Requirements: Look through the material and copy each line holding "арматуры".
[start of Data rows]
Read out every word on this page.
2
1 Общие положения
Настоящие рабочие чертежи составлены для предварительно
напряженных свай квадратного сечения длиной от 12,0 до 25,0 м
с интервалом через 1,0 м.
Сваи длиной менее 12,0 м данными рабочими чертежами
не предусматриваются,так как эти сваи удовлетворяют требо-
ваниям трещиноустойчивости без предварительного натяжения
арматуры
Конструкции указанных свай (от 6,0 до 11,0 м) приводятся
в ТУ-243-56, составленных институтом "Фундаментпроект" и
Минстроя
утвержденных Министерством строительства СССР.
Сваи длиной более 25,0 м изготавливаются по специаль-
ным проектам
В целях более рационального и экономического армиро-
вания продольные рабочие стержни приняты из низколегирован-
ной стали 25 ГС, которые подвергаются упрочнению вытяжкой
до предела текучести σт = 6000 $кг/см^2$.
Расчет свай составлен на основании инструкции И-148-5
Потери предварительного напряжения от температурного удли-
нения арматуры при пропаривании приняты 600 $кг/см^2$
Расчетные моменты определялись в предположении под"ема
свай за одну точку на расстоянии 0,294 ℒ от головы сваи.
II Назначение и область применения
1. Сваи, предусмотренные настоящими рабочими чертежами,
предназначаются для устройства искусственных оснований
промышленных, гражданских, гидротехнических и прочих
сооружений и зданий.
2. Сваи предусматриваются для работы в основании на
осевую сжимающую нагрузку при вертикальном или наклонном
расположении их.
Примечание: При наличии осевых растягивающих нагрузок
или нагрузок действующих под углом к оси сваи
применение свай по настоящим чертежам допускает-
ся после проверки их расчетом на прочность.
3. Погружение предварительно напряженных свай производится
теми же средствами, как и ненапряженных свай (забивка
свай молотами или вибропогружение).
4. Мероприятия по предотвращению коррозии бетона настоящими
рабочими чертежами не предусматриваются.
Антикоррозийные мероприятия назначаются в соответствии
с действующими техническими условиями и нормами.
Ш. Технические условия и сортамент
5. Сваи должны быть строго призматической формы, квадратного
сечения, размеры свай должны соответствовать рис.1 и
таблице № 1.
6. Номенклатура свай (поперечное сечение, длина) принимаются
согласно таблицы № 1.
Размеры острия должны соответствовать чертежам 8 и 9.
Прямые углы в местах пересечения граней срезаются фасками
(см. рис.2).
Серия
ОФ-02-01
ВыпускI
[end of Data rows]
Solved exercise:
арматуры
нения арматуры при пропаривании приняты 600 $кг/см^2$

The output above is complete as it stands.